**Set exercise**.
Look through the data below and report how many lines include "celebrate". Only the number should be given.

%%

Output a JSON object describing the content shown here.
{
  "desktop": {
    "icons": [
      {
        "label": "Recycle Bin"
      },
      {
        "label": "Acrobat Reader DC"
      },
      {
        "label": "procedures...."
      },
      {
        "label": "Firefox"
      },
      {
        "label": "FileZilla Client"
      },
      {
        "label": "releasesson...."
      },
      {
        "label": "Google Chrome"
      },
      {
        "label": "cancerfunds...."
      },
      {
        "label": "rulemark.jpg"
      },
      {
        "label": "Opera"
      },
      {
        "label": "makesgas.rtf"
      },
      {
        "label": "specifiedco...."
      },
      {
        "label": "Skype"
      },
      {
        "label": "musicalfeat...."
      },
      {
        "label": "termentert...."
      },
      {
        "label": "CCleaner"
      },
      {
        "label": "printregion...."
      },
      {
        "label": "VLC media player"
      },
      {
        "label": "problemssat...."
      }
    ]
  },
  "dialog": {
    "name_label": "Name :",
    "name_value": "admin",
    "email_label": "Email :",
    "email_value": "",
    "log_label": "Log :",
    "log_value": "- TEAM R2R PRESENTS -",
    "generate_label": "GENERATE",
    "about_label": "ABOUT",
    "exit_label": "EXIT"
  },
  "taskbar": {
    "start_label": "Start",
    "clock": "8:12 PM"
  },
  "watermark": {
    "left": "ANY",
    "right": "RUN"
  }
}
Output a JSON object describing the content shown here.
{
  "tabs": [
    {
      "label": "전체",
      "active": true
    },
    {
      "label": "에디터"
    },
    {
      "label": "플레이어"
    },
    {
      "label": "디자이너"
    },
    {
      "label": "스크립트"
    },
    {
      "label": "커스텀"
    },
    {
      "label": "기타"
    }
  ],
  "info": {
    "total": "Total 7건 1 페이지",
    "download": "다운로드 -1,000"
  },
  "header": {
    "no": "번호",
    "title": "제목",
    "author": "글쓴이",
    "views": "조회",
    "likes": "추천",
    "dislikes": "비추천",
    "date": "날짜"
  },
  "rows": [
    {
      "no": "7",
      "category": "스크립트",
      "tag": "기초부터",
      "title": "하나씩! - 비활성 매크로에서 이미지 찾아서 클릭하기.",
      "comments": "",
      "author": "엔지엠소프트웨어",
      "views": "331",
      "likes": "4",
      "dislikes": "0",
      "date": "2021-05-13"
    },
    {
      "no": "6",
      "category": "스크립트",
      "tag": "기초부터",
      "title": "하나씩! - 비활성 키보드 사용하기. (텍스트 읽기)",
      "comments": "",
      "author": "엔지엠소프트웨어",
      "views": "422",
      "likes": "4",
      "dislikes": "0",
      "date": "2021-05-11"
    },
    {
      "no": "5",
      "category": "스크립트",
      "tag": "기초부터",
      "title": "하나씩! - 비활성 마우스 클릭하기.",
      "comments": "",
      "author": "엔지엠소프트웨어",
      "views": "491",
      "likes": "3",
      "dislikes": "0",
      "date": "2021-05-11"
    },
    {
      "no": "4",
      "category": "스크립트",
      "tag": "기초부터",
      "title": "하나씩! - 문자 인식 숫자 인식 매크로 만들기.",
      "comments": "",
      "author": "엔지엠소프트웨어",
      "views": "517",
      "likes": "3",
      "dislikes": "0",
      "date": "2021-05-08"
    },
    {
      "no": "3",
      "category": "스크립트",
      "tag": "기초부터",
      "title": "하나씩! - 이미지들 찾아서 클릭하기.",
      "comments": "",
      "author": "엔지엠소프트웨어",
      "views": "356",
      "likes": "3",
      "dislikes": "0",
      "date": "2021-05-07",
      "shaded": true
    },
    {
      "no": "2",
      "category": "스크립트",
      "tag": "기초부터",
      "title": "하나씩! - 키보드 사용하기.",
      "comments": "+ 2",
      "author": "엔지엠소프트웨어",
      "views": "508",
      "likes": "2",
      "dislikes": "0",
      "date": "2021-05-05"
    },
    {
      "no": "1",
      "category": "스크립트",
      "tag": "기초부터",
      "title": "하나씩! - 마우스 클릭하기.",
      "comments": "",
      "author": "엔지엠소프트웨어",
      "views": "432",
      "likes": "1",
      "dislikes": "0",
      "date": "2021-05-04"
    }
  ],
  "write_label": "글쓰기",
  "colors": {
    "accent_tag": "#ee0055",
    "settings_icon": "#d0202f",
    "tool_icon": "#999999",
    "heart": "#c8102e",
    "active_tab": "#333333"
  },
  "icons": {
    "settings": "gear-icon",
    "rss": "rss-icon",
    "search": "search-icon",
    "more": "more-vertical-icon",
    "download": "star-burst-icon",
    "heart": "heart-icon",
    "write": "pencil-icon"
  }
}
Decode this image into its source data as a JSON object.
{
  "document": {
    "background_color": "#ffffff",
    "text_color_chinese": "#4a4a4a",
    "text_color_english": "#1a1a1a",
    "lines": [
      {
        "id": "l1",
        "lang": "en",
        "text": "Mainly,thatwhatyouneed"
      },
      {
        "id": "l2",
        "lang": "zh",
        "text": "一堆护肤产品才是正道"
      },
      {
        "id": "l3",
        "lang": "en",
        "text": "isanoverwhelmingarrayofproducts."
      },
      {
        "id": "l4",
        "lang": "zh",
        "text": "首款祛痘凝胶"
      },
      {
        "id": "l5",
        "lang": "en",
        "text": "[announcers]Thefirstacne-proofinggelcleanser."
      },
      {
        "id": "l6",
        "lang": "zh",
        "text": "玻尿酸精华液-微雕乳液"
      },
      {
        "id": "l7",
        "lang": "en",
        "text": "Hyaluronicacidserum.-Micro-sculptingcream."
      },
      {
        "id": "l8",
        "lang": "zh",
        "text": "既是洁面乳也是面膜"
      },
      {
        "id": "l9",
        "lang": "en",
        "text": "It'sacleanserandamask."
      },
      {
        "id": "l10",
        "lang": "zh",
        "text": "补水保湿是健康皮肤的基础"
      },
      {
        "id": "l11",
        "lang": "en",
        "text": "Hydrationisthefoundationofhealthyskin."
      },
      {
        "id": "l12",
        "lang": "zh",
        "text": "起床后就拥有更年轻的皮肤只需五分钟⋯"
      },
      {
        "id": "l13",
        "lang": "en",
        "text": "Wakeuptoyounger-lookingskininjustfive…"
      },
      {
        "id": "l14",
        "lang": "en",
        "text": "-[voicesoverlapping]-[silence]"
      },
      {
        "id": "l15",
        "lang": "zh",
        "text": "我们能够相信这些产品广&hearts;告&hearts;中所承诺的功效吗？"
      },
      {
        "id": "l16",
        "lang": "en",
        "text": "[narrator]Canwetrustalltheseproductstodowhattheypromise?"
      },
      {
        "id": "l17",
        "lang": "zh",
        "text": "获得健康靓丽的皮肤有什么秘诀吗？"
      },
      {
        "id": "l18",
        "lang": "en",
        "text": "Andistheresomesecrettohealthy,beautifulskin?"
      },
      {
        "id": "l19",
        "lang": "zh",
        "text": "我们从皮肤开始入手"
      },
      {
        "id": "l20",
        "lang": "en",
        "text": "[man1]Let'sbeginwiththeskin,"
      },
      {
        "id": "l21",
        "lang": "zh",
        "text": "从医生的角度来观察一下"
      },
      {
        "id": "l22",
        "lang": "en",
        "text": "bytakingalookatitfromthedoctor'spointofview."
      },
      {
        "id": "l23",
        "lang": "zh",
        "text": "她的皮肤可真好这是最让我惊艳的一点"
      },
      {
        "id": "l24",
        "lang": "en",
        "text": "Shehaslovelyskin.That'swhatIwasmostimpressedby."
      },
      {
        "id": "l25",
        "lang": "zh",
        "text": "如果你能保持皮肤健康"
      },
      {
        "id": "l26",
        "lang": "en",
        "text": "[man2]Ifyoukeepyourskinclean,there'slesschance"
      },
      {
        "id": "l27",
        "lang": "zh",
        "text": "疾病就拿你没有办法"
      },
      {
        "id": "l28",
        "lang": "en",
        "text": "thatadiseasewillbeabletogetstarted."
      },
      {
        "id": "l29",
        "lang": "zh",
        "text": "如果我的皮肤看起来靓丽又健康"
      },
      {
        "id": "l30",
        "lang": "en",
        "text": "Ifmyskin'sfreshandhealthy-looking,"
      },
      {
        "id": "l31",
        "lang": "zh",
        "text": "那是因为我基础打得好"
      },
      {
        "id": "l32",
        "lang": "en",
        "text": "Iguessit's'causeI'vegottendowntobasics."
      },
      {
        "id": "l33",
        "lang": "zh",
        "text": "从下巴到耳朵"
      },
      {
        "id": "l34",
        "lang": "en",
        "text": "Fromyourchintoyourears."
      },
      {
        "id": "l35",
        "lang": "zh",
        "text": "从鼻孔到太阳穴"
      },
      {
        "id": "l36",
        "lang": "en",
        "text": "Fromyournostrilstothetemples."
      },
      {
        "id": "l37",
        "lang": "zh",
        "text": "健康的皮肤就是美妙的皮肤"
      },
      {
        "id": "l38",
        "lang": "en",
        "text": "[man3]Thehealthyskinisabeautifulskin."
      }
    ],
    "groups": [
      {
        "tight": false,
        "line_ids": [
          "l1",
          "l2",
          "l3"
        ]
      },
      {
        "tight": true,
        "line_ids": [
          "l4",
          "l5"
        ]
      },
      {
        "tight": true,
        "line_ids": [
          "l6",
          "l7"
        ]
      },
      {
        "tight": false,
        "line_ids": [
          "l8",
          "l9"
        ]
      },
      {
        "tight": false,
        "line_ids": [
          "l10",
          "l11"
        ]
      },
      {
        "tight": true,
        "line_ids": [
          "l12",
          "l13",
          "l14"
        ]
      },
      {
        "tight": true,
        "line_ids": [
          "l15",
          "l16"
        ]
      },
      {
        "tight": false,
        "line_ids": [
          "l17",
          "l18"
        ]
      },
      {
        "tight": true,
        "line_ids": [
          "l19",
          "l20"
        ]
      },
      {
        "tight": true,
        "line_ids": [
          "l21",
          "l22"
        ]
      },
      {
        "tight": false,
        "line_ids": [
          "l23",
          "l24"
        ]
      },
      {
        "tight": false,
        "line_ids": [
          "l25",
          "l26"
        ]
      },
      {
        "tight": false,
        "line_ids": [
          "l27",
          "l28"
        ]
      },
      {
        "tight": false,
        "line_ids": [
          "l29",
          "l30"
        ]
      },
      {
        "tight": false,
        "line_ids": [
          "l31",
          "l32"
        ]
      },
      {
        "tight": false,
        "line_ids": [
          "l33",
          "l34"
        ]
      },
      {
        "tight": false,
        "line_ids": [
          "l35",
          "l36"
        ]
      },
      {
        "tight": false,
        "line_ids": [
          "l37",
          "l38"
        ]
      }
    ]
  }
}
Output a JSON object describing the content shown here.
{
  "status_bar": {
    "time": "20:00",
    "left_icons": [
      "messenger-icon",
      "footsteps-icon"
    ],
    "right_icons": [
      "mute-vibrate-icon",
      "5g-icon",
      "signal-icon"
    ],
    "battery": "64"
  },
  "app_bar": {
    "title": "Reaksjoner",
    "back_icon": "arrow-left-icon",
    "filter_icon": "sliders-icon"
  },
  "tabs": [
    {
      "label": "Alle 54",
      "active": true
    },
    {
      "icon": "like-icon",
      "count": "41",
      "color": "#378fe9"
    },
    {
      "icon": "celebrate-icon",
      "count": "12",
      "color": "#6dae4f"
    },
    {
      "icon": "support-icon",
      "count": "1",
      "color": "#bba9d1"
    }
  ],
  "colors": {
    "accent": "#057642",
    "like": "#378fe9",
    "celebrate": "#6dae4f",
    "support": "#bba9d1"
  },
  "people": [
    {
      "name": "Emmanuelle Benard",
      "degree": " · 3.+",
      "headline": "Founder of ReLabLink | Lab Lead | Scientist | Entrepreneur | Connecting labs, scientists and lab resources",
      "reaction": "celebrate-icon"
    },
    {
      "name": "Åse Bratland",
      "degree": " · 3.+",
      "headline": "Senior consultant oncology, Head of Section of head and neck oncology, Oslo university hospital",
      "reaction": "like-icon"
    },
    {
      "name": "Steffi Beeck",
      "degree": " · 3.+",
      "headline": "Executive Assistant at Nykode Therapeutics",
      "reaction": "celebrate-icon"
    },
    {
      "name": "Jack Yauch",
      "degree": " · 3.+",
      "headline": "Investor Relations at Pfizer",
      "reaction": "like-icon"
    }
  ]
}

%%

**Problem solution**.
4